▸ RECORD EXTRACTS
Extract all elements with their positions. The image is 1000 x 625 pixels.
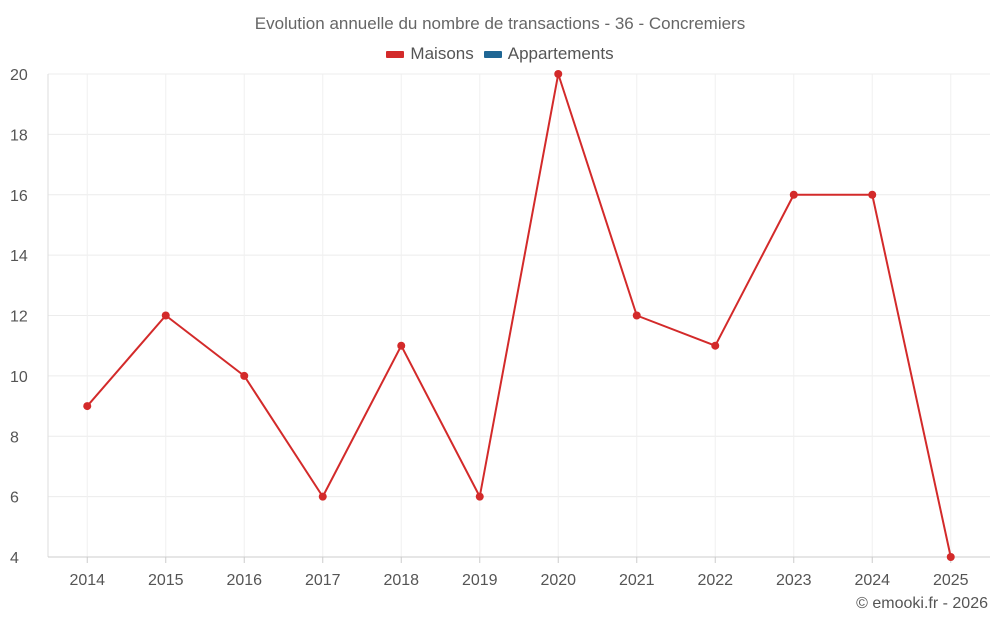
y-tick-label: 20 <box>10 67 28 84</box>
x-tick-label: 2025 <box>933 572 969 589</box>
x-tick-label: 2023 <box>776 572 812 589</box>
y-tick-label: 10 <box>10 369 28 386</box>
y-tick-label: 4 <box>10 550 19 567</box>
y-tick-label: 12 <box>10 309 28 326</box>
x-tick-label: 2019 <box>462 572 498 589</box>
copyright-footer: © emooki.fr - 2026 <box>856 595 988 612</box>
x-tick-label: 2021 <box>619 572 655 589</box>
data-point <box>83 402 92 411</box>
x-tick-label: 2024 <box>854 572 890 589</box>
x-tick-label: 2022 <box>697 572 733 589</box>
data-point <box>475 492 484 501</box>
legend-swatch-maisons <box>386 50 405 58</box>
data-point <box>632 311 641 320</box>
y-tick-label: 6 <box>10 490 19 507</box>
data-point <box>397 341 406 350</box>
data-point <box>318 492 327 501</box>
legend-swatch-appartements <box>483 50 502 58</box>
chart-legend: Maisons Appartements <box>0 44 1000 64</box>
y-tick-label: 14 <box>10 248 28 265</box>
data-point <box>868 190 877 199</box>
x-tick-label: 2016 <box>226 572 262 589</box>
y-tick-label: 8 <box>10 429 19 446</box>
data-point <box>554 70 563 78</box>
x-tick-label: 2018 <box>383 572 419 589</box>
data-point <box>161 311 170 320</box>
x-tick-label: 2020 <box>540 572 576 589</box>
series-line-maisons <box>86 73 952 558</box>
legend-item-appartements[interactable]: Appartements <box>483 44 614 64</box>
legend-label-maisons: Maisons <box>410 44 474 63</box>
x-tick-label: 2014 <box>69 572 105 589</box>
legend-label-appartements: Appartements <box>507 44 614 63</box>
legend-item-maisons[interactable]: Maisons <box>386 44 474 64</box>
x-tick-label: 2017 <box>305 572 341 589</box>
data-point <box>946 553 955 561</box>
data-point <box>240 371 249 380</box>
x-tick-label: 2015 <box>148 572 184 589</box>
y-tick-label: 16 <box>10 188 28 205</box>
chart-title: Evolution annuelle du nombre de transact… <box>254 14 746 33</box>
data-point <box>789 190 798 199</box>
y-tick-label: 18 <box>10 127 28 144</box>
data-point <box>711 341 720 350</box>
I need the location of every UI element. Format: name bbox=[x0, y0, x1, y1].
==
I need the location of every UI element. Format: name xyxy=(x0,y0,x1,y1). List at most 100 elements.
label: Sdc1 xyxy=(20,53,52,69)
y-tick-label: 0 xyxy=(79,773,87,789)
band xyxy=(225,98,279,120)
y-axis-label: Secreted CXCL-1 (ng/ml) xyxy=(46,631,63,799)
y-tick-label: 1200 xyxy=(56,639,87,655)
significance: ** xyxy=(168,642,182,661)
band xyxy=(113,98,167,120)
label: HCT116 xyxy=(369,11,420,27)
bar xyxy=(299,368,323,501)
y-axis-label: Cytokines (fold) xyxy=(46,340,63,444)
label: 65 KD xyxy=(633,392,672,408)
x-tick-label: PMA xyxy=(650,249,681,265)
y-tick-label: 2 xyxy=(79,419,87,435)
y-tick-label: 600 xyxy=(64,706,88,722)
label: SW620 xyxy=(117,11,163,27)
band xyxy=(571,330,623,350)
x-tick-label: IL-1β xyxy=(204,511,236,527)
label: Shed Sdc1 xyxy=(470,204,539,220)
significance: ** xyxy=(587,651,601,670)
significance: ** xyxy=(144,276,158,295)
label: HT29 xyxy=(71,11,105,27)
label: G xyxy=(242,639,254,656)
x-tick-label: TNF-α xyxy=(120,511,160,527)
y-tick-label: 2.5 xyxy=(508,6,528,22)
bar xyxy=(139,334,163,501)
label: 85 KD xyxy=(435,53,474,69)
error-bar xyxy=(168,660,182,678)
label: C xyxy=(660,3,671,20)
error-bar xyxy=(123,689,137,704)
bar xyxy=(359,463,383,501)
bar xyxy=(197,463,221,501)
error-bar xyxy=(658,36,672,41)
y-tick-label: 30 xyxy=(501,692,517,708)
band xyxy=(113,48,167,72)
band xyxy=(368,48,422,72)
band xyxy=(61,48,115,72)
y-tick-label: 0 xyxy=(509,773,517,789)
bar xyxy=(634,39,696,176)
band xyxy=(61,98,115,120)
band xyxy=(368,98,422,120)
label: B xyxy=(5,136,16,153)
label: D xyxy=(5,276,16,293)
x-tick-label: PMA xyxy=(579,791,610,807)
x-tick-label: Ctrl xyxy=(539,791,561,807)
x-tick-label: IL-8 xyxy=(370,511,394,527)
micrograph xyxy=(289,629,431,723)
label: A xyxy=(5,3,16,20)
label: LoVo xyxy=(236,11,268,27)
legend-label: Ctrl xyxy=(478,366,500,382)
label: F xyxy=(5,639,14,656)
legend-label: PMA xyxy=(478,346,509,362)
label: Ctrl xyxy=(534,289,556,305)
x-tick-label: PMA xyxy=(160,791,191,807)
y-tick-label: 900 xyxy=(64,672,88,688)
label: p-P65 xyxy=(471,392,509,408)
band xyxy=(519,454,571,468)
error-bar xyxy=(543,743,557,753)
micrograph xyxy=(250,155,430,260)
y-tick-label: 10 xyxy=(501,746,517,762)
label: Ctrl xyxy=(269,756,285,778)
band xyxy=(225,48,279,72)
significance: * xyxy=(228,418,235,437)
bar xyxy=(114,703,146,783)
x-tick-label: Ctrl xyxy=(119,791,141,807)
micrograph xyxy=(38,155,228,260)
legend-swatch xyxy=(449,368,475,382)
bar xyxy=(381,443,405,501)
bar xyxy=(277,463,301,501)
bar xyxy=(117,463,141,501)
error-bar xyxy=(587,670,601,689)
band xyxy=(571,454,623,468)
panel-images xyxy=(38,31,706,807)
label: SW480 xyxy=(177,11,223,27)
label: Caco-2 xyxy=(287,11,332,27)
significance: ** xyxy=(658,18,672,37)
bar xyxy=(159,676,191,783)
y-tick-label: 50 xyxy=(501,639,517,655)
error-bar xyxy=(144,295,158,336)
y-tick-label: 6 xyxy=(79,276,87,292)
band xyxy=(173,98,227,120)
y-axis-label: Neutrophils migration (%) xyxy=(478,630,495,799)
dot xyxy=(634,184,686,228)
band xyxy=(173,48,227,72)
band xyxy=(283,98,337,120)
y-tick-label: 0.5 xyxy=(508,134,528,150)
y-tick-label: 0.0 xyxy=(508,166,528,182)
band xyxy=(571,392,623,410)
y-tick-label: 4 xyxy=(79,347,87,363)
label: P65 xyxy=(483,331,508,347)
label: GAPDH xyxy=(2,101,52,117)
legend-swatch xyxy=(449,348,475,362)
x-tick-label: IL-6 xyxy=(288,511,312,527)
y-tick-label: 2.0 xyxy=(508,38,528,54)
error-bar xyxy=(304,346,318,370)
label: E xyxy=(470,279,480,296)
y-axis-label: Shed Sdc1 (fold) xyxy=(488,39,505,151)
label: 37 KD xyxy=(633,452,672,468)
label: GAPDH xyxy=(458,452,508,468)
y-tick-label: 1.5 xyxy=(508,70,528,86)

▸ WHAT THE EXERCISE ASKS
Write out every line of the items from the one containing "Extract all elements" down to the one containing "y0, x1, y1].", both included, and leave the pictures out of your answer.

▸ TASK RESPONSE
Extract all elements with their positions. The image is 1000 x 625 pixels.
y-tick-label: 20 <box>10 67 28 84</box>
x-tick-label: 2025 <box>933 572 969 589</box>
x-tick-label: 2023 <box>776 572 812 589</box>
y-tick-label: 10 <box>10 369 28 386</box>
y-tick-label: 4 <box>10 550 19 567</box>
y-tick-label: 12 <box>10 309 28 326</box>
x-tick-label: 2019 <box>462 572 498 589</box>
copyright-footer: © emooki.fr - 2026 <box>856 595 988 612</box>
x-tick-label: 2021 <box>619 572 655 589</box>
data-point <box>83 402 92 411</box>
x-tick-label: 2024 <box>854 572 890 589</box>
x-tick-label: 2022 <box>697 572 733 589</box>
data-point <box>475 492 484 501</box>
legend-swatch-maisons <box>386 50 405 58</box>
data-point <box>632 311 641 320</box>
y-tick-label: 6 <box>10 490 19 507</box>
data-point <box>397 341 406 350</box>
data-point <box>318 492 327 501</box>
legend-swatch-appartements <box>483 50 502 58</box>
chart-legend: Maisons Appartements <box>0 44 1000 64</box>
y-tick-label: 14 <box>10 248 28 265</box>
data-point <box>868 190 877 199</box>
x-tick-label: 2016 <box>226 572 262 589</box>
y-tick-label: 8 <box>10 429 19 446</box>
data-point <box>554 70 563 78</box>
x-tick-label: 2018 <box>383 572 419 589</box>
data-point <box>161 311 170 320</box>
x-tick-label: 2020 <box>540 572 576 589</box>
series-line-maisons <box>86 73 952 558</box>
legend-item-appartements[interactable]: Appartements <box>483 44 614 64</box>
legend-label-maisons: Maisons <box>410 44 474 63</box>
x-tick-label: 2014 <box>69 572 105 589</box>
legend-label-appartements: Appartements <box>507 44 614 63</box>
legend-item-maisons[interactable]: Maisons <box>386 44 474 64</box>
x-tick-label: 2017 <box>305 572 341 589</box>
data-point <box>946 553 955 561</box>
data-point <box>240 371 249 380</box>
x-tick-label: 2015 <box>148 572 184 589</box>
y-tick-label: 16 <box>10 188 28 205</box>
chart-title: Evolution annuelle du nombre de transact… <box>254 14 746 33</box>
data-point <box>789 190 798 199</box>
y-tick-label: 18 <box>10 127 28 144</box>
data-point <box>711 341 720 350</box>
I need the location of every UI element. Format: name bbox=[x0, y0, x1, y1].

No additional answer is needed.